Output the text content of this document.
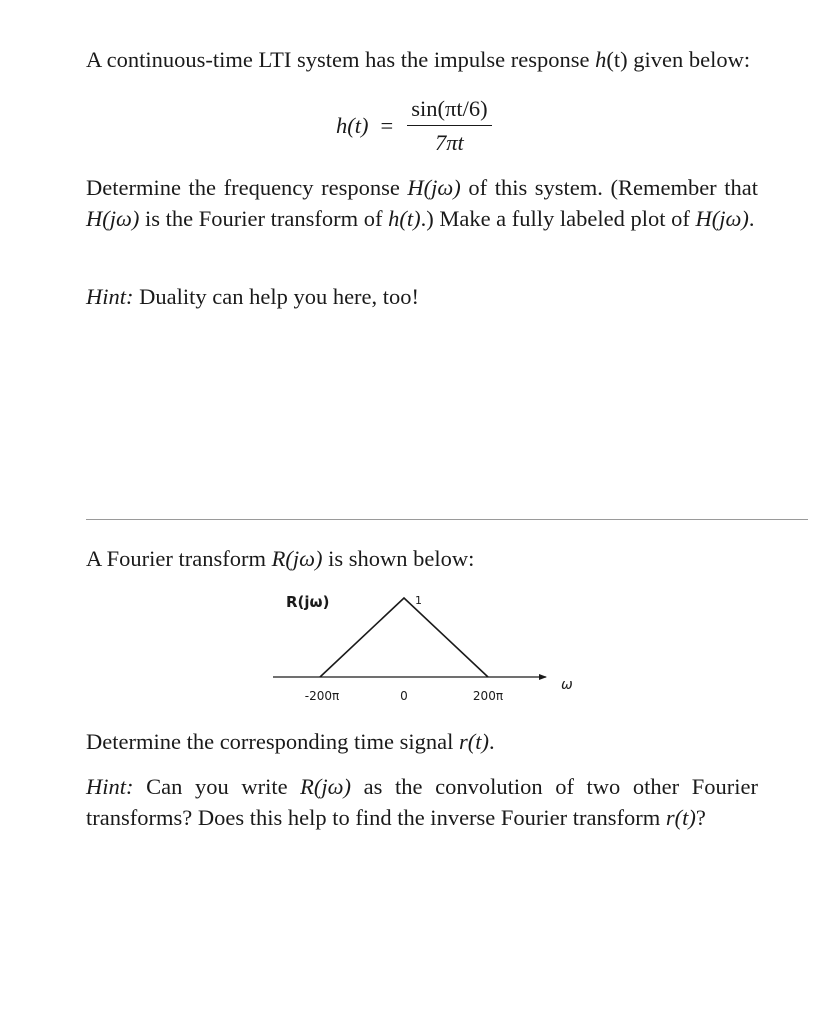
A continuous-time LTI system has the impulse response h(t) given below:
$h(t) = \frac{\sin(\pi t/6)}{7\pi t}$
Determine the frequency response H(jω) of this system. (Remember that H(jω) is the Fourier transform of h(t).) Make a fully labeled plot of H(jω).
Hint: Duality can help you here, too!
A Fourier transform R(jω) is shown below:
R(jω)	1
ω
-200π	0	200π
Determine the corresponding time signal r(t).
Hint: Can you write R(jω) as the convolution of two other Fourier transforms? Does this help to find the inverse Fourier transform r(t)?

━━━━━━━━━━

## [Exercise prompt]
Leave the pictures out and print the records above exactly as they stand.

## [Solution]
Output the text content of this document.
A continuous-time LTI system has the impulse response h(t) given below:
$h(t) = \frac{\sin(\pi t/6)}{7\pi t}$
Determine the frequency response H(jω) of this system. (Remember that H(jω) is the Fourier transform of h(t).) Make a fully labeled plot of H(jω).
Hint: Duality can help you here, too!
A Fourier transform R(jω) is shown below:
R(jω)	1
ω
-200π	0	200π
Determine the corresponding time signal r(t).
Hint: Can you write R(jω) as the convolution of two other Fourier transforms? Does this help to find the inverse Fourier transform r(t)?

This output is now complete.